*DO THIS*. Locate every line below that contains the word "Results" and copy it.

BEGIN RECORD EXCERPTS

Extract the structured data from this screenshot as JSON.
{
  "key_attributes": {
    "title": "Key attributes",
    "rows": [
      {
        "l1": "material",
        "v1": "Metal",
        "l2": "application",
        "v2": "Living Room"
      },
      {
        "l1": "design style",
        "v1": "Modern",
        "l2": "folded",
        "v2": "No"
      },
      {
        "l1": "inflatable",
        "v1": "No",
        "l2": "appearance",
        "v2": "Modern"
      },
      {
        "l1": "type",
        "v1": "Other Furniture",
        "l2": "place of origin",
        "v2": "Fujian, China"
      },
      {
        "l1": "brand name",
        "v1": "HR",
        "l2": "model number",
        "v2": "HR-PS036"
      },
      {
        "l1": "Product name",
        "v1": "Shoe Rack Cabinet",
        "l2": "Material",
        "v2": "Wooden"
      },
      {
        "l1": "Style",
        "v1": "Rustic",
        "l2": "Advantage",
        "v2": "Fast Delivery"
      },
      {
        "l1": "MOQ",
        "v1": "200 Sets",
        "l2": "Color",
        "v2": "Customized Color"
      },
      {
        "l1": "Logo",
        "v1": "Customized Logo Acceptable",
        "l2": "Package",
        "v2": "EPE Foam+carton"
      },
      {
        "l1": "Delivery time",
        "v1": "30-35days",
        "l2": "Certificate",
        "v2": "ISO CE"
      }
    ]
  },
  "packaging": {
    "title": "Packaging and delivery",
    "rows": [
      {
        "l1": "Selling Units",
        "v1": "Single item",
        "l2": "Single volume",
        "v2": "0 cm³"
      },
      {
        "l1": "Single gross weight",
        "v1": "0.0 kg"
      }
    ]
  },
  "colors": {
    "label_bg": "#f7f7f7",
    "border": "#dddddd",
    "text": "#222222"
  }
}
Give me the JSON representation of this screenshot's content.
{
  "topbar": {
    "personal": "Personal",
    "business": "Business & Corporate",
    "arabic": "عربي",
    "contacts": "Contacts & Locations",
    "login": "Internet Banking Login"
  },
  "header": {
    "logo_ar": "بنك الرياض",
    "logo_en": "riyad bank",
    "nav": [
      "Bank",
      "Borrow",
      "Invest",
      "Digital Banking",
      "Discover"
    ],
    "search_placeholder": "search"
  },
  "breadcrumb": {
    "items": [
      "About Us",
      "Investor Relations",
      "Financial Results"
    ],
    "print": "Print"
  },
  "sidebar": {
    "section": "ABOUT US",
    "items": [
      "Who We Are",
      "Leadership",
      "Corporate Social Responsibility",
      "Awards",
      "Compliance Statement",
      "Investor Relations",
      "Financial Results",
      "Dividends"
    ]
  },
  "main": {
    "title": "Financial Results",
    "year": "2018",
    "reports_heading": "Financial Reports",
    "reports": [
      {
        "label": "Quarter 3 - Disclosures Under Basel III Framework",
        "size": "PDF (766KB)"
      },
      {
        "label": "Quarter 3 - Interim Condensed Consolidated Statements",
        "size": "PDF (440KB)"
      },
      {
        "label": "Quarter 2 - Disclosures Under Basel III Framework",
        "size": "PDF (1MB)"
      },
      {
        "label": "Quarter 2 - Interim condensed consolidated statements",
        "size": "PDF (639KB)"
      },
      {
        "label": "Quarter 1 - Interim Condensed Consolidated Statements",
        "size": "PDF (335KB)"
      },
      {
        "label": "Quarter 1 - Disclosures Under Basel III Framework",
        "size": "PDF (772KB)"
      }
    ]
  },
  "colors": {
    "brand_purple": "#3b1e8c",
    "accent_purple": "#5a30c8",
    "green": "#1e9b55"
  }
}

END RECORD EXCERPTS

*OUTPUT OF THE EXERCISE*.
      "Financial Results"
      "Financial Results",
    "title": "Financial Results",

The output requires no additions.